=== EXCERPTED DATA ===
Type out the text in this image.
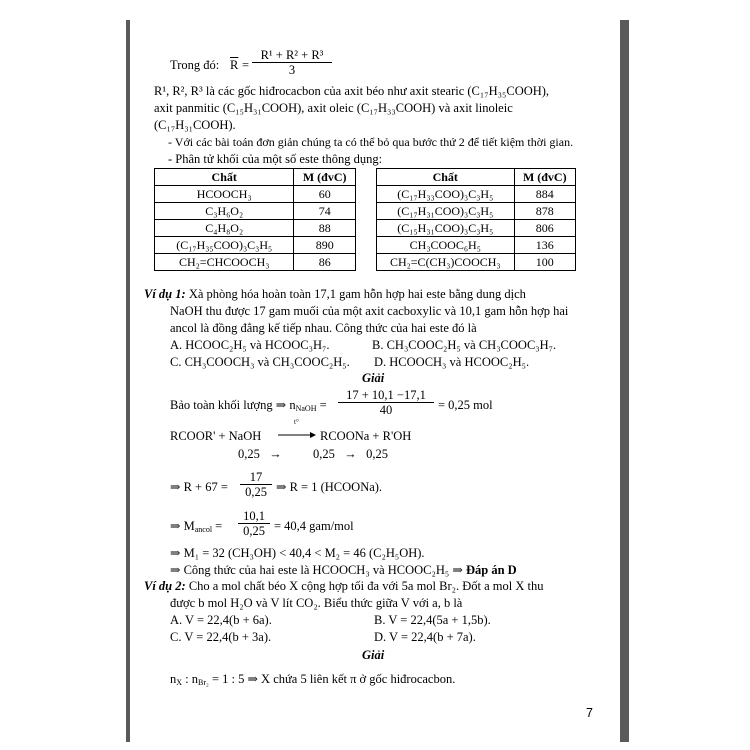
Trong đó: $\overline{R} = \frac{\text{R¹ + R² + R³}}{3}$
R¹, R², R³ là các gốc hiđrocacbon của axit béo như axit stearic (C₁₇H₃₅COOH),
axit panmitic (C₁₅H₃₁COOH), axit oleic (C₁₇H₃₃COOH) và axit linoleic
(C₁₇H₃₁COOH).
- Với các bài toán đơn giản chúng ta có thể bỏ qua bước thứ 2 để tiết kiệm thời gian.
- Phân tử khối của một số este thông dụng:
Chất	M (đvC)
HCOOCH₃	60
C₃H₆O₂	74
C₄H₈O₂	88
(C₁₇H₃₅COO)₃C₃H₅	890
CH₂=CHCOOCH₃	86
Chất	M (đvC)
(C₁₇H₃₃COO)₃C₃H₅	884
(C₁₇H₃₁COO)₃C₃H₅	878
(C₁₅H₃₁COO)₃C₃H₅	806
CH₃COOC₆H₅	136
CH₂=C(CH₃)COOCH₃	100
Ví dụ 1: Xà phòng hóa hoàn toàn 17,1 gam hỗn hợp hai este bằng dung dịch
NaOH thu được 17 gam muối của một axit cacboxylic và 10,1 gam hỗn hợp hai
ancol là đồng đẳng kế tiếp nhau. Công thức của hai este đó là
A. HCOOC₂H₅ và HCOOC₃H₇.	B. CH₃COOC₂H₅ và CH₃COOC₃H₇.
C. CH₃COOCH₃ và CH₃COOC₂H₅. D. HCOOCH₃ và HCOOC₂H₅.
Giải
Bảo toàn khối lượng ⇒ $n_{NaOH} = \frac{17 + 10,1 -17,1}{40} = 0,25$ mol
RCOOR' + NaOH →
t°
RCOONa + R'OH
0,25   →          0,25   →   0,25
⇒ $R + 67 = \frac{17}{0,25}$ ⇒ R = 1 (HCOONa).
⇒ $M_{ancol} = \frac{10,1}{0,25} = 40,4$ gam/mol
⇒ M₁ = 32 (CH₃OH) < 40,4 < M₂ = 46 (C₂H₅OH).
⇒ Công thức của hai este là HCOOCH₃ và HCOOC₂H₅ ⇒ Đáp án D
Ví dụ 2: Cho a mol chất béo X cộng hợp tối đa với 5a mol Br₂. Đốt a mol X thu
được b mol H₂O và V lít CO₂. Biểu thức giữa V với a, b là
A. V = 22,4(b + 6a).	B. V = 22,4(5a + 1,5b).
C. V = 22,4(b + 3a).	D. V = 22,4(b + 7a).
Giải
$n_X$ : $n_{Br_2} = 1$ : 5 ⇒ X chứa 5 liên kết π ở gốc hiđrocacbon.
7
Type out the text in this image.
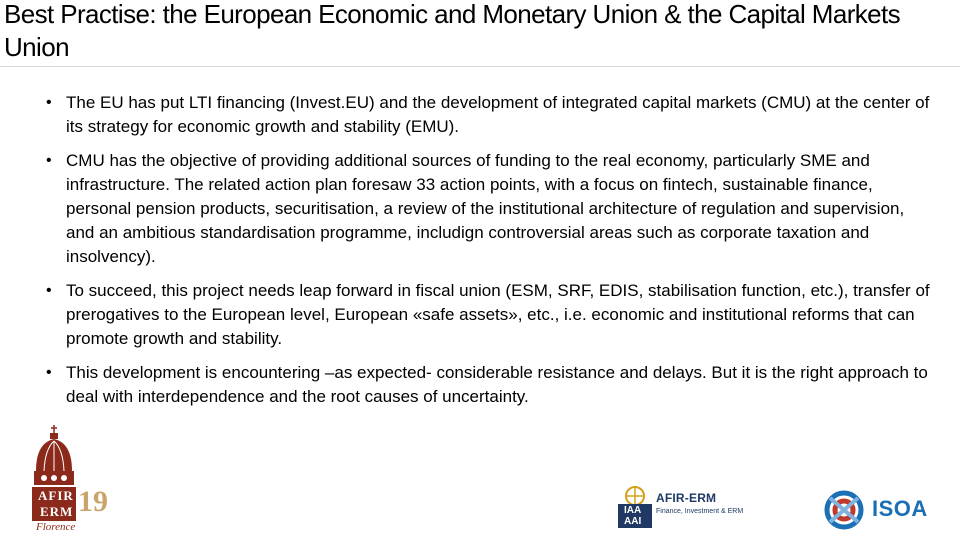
Best Practise: the European Economic and Monetary Union & the Capital Markets Union
• The EU has put LTI financing (Invest.EU) and the development of integrated capital markets (CMU) at the center of its strategy for economic growth and stability (EMU).
• CMU has the objective of providing additional sources of funding to the real economy, particularly SME and infrastructure. The related action plan foresaw 33 action points, with a focus on fintech, sustainable finance, personal pension products, securitisation, a review of the institutional architecture of regulation and supervision, and an ambitious standardisation programme, includign controversial areas such as corporate taxation and insolvency).
• To succeed, this project needs leap forward in fiscal union (ESM, SRF, EDIS, stabilisation function, etc.), transfer of prerogatives to the European level, European «safe assets», etc., i.e. economic and institutional reforms that can promote growth and stability.
• This development is encountering –as expected- considerable resistance and delays. But it is the right approach to deal with interdependence and the root causes of uncertainty.
AFIR
ERM 19
Florence
IAA
AAI
AFIR-ERM
Finance, Investment & ERM	ISOA
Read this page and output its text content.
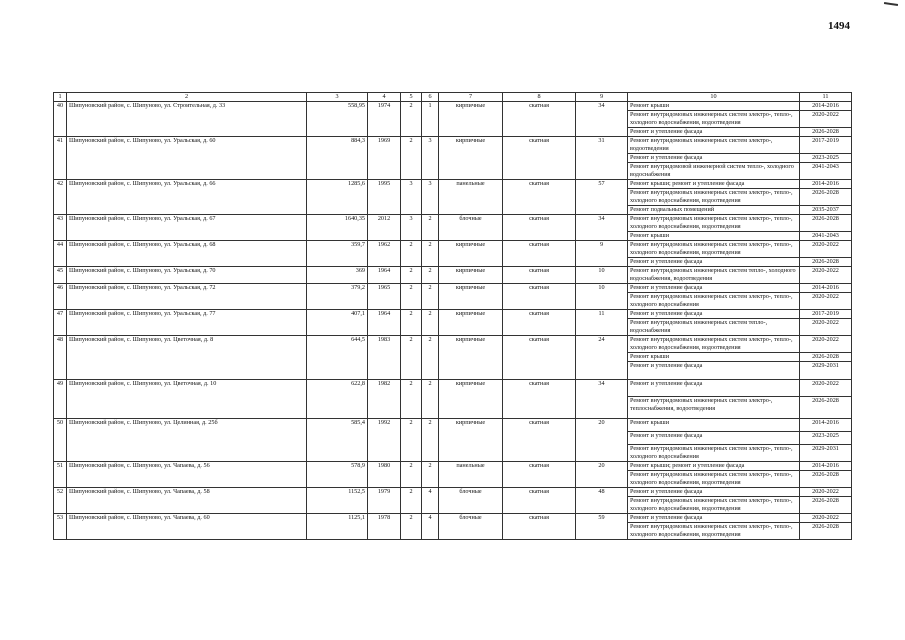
1494
1	2	3	4	5	6	7	8	9	10	11
40	Шипуновский район, с. Шипуново, ул. Строительная, д. 33	558,95	1974	2	1	кирпичные	скатная	34	Ремонт крыши	2014-2016
									Ремонт внутридомовых инженерных систем электро-, тепло-, холодного водоснабжения, водоотведения	2020-2022
									Ремонт и утепление фасада	2026-2028
41	Шипуновский район, с. Шипуново, ул. Уральская, д. 60	884,3	1969	2	3	кирпичные	скатная	31	Ремонт внутридомовых инженерных систем электро-, водоотведения	2017-2019
									Ремонт и утепление фасада	2023-2025
									Ремонт внутридомовой инженерной систем тепло-, холодного водоснабжения	2041-2043
42	Шипуновский район, с. Шипуново, ул. Уральская, д. 66	1285,6	1995	3	3	панельные	скатная	57	Ремонт крыши; ремонт и утепление фасада	2014-2016
									Ремонт внутридомовых инженерных систем электро-, тепло-, холодного водоснабжения, водоотведения	2026-2028
									Ремонт подвальных помещений	2035-2037
43	Шипуновский район, с. Шипуново, ул. Уральская, д. 67	1640,35	2012	3	2	блочные	скатная	34	Ремонт внутридомовых инженерных систем электро-, тепло-, холодного водоснабжения, водоотведения	2026-2028
									Ремонт крыши	2041-2043
44	Шипуновский район, с. Шипуново, ул. Уральская, д. 68	359,7	1962	2	2	кирпичные	скатная	9	Ремонт внутридомовых инженерных систем электро-, тепло-, холодного водоснабжения, водоотведения	2020-2022
									Ремонт и утепление фасада	2026-2028
45	Шипуновский район, с. Шипуново, ул. Уральская, д. 70	369	1964	2	2	кирпичные	скатная	10	Ремонт внутридомовых инженерных систем тепло-, холодного водоснабжения, водоотведения	2020-2022
46	Шипуновский район, с. Шипуново, ул. Уральская, д. 72	379,2	1965	2	2	кирпичные	скатная	10	Ремонт и утепление фасада	2014-2016
									Ремонт внутридомовых инженерных систем электро-, тепло-, холодного водоснабжения	2020-2022
47	Шипуновский район, с. Шипуново, ул. Уральская, д. 77	407,1	1964	2	2	кирпичные	скатная	11	Ремонт и утепление фасада	2017-2019
									Ремонт внутридомовых инженерных систем тепло-, водоснабжения	2020-2022
48	Шипуновский район, с. Шипуново, ул. Цветочная, д. 8	644,5	1983	2	2	кирпичные	скатная	24	Ремонт внутридомовых инженерных систем электро-, тепло-, холодного водоснабжения, водоотведения	2020-2022
									Ремонт крыши	2026-2028
									Ремонт и утепление фасада	2029-2031
49	Шипуновский район, с. Шипуново, ул. Цветочная, д. 10	622,8	1982	2	2	кирпичные	скатная	34	Ремонт и утепление фасада	2020-2022
									Ремонт внутридомовых инженерных систем электро-, теплоснабжения, водоотведения	2026-2028
50	Шипуновский район, с. Шипуново, ул. Целинная, д. 25б	585,4	1992	2	2	кирпичные	скатная	20	Ремонт крыши	2014-2016
									Ремонт и утепление фасада	2023-2025
									Ремонт внутридомовых инженерных систем электро-, тепло-, холодного водоснабжения	2029-2031
51	Шипуновский район, с. Шипуново, ул. Чапаева, д. 56	578,9	1980	2	2	панельные	скатная	20	Ремонт крыши; ремонт и утепление фасада	2014-2016
									Ремонт внутридомовых инженерных систем электро-, тепло-, холодного водоснабжения, водоотведения	2026-2028
52	Шипуновский район, с. Шипуново, ул. Чапаева, д. 58	1152,5	1979	2	4	блочные	скатная	48	Ремонт и утепление фасада	2020-2022
									Ремонт внутридомовых инженерных систем электро-, тепло-, холодного водоснабжения, водоотведения	2026-2028
53	Шипуновский район, с. Шипуново, ул. Чапаева, д. 60	1125,1	1978	2	4	блочные	скатная	59	Ремонт и утепление фасада	2020-2022
									Ремонт внутридомовых инженерных систем электро-, тепло-, холодного водоснабжения, водоотведения	2026-2028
===
Leave out all pictures, then copy the remaining material exactly.

Type out the text in this image.
Trong đó: $\overline{R} = \frac{\text{R¹ + R² + R³}}{3}$
R¹, R², R³ là các gốc hiđrocacbon của axit béo như axit stearic (C₁₇H₃₅COOH),
axit panmitic (C₁₅H₃₁COOH), axit oleic (C₁₇H₃₃COOH) và axit linoleic
(C₁₇H₃₁COOH).
- Với các bài toán đơn giản chúng ta có thể bỏ qua bước thứ 2 để tiết kiệm thời gian.
- Phân tử khối của một số este thông dụng:
Chất	M (đvC)
HCOOCH₃	60
C₃H₆O₂	74
C₄H₈O₂	88
(C₁₇H₃₅COO)₃C₃H₅	890
CH₂=CHCOOCH₃	86
Chất	M (đvC)
(C₁₇H₃₃COO)₃C₃H₅	884
(C₁₇H₃₁COO)₃C₃H₅	878
(C₁₅H₃₁COO)₃C₃H₅	806
CH₃COOC₆H₅	136
CH₂=C(CH₃)COOCH₃	100
Ví dụ 1: Xà phòng hóa hoàn toàn 17,1 gam hỗn hợp hai este bằng dung dịch
NaOH thu được 17 gam muối của một axit cacboxylic và 10,1 gam hỗn hợp hai
ancol là đồng đẳng kế tiếp nhau. Công thức của hai este đó là
A. HCOOC₂H₅ và HCOOC₃H₇.	B. CH₃COOC₂H₅ và CH₃COOC₃H₇.
C. CH₃COOCH₃ và CH₃COOC₂H₅. D. HCOOCH₃ và HCOOC₂H₅.
Giải
Bảo toàn khối lượng ⇒ $n_{NaOH} = \frac{17 + 10,1 -17,1}{40} = 0,25$ mol
RCOOR' + NaOH →
t°
RCOONa + R'OH
0,25   →          0,25   →   0,25
⇒ $R + 67 = \frac{17}{0,25}$ ⇒ R = 1 (HCOONa).
⇒ $M_{ancol} = \frac{10,1}{0,25} = 40,4$ gam/mol
⇒ M₁ = 32 (CH₃OH) < 40,4 < M₂ = 46 (C₂H₅OH).
⇒ Công thức của hai este là HCOOCH₃ và HCOOC₂H₅ ⇒ Đáp án D
Ví dụ 2: Cho a mol chất béo X cộng hợp tối đa với 5a mol Br₂. Đốt a mol X thu
được b mol H₂O và V lít CO₂. Biểu thức giữa V với a, b là
A. V = 22,4(b + 6a).	B. V = 22,4(5a + 1,5b).
C. V = 22,4(b + 3a).	D. V = 22,4(b + 7a).
Giải
$n_X$ : $n_{Br_2} = 1$ : 5 ⇒ X chứa 5 liên kết π ở gốc hiđrocacbon.
7
Type out the text in this image.
Best Practise: the European Economic and Monetary Union & the Capital Markets Union
• The EU has put LTI financing (Invest.EU) and the development of integrated capital markets (CMU) at the center of its strategy for economic growth and stability (EMU).
• CMU has the objective of providing additional sources of funding to the real economy, particularly SME and infrastructure. The related action plan foresaw 33 action points, with a focus on fintech, sustainable finance, personal pension products, securitisation, a review of the institutional architecture of regulation and supervision, and an ambitious standardisation programme, includign controversial areas such as corporate taxation and insolvency).
• To succeed, this project needs leap forward in fiscal union (ESM, SRF, EDIS, stabilisation function, etc.), transfer of prerogatives to the European level, European «safe assets», etc., i.e. economic and institutional reforms that can promote growth and stability.
• This development is encountering –as expected- considerable resistance and delays. But it is the right approach to deal with interdependence and the root causes of uncertainty.
AFIR
ERM 19
Florence
IAA
AAI
AFIR-ERM
Finance, Investment & ERM	ISOA
Read this page and output its text content.
1494
1	2	3	4	5	6	7	8	9	10	11
40	Шипуновский район, с. Шипуново, ул. Строительная, д. 33	558,95	1974	2	1	кирпичные	скатная	34	Ремонт крыши	2014-2016
									Ремонт внутридомовых инженерных систем электро-, тепло-, холодного водоснабжения, водоотведения	2020-2022
									Ремонт и утепление фасада	2026-2028
41	Шипуновский район, с. Шипуново, ул. Уральская, д. 60	884,3	1969	2	3	кирпичные	скатная	31	Ремонт внутридомовых инженерных систем электро-, водоотведения	2017-2019
									Ремонт и утепление фасада	2023-2025
									Ремонт внутридомовой инженерной систем тепло-, холодного водоснабжения	2041-2043
42	Шипуновский район, с. Шипуново, ул. Уральская, д. 66	1285,6	1995	3	3	панельные	скатная	57	Ремонт крыши; ремонт и утепление фасада	2014-2016
									Ремонт внутридомовых инженерных систем электро-, тепло-, холодного водоснабжения, водоотведения	2026-2028
									Ремонт подвальных помещений	2035-2037
43	Шипуновский район, с. Шипуново, ул. Уральская, д. 67	1640,35	2012	3	2	блочные	скатная	34	Ремонт внутридомовых инженерных систем электро-, тепло-, холодного водоснабжения, водоотведения	2026-2028
									Ремонт крыши	2041-2043
44	Шипуновский район, с. Шипуново, ул. Уральская, д. 68	359,7	1962	2	2	кирпичные	скатная	9	Ремонт внутридомовых инженерных систем электро-, тепло-, холодного водоснабжения, водоотведения	2020-2022
									Ремонт и утепление фасада	2026-2028
45	Шипуновский район, с. Шипуново, ул. Уральская, д. 70	369	1964	2	2	кирпичные	скатная	10	Ремонт внутридомовых инженерных систем тепло-, холодного водоснабжения, водоотведения	2020-2022
46	Шипуновский район, с. Шипуново, ул. Уральская, д. 72	379,2	1965	2	2	кирпичные	скатная	10	Ремонт и утепление фасада	2014-2016
									Ремонт внутридомовых инженерных систем электро-, тепло-, холодного водоснабжения	2020-2022
47	Шипуновский район, с. Шипуново, ул. Уральская, д. 77	407,1	1964	2	2	кирпичные	скатная	11	Ремонт и утепление фасада	2017-2019
									Ремонт внутридомовых инженерных систем тепло-, водоснабжения	2020-2022
48	Шипуновский район, с. Шипуново, ул. Цветочная, д. 8	644,5	1983	2	2	кирпичные	скатная	24	Ремонт внутридомовых инженерных систем электро-, тепло-, холодного водоснабжения, водоотведения	2020-2022
									Ремонт крыши	2026-2028
									Ремонт и утепление фасада	2029-2031
49	Шипуновский район, с. Шипуново, ул. Цветочная, д. 10	622,8	1982	2	2	кирпичные	скатная	34	Ремонт и утепление фасада	2020-2022
									Ремонт внутридомовых инженерных систем электро-, теплоснабжения, водоотведения	2026-2028
50	Шипуновский район, с. Шипуново, ул. Целинная, д. 25б	585,4	1992	2	2	кирпичные	скатная	20	Ремонт крыши	2014-2016
									Ремонт и утепление фасада	2023-2025
									Ремонт внутридомовых инженерных систем электро-, тепло-, холодного водоснабжения	2029-2031
51	Шипуновский район, с. Шипуново, ул. Чапаева, д. 56	578,9	1980	2	2	панельные	скатная	20	Ремонт крыши; ремонт и утепление фасада	2014-2016
									Ремонт внутридомовых инженерных систем электро-, тепло-, холодного водоснабжения, водоотведения	2026-2028
52	Шипуновский район, с. Шипуново, ул. Чапаева, д. 58	1152,5	1979	2	4	блочные	скатная	48	Ремонт и утепление фасада	2020-2022
									Ремонт внутридомовых инженерных систем электро-, тепло-, холодного водоснабжения, водоотведения	2026-2028
53	Шипуновский район, с. Шипуново, ул. Чапаева, д. 60	1125,1	1978	2	4	блочные	скатная	59	Ремонт и утепление фасада	2020-2022
									Ремонт внутридомовых инженерных систем электро-, тепло-, холодного водоснабжения, водоотведения	2026-2028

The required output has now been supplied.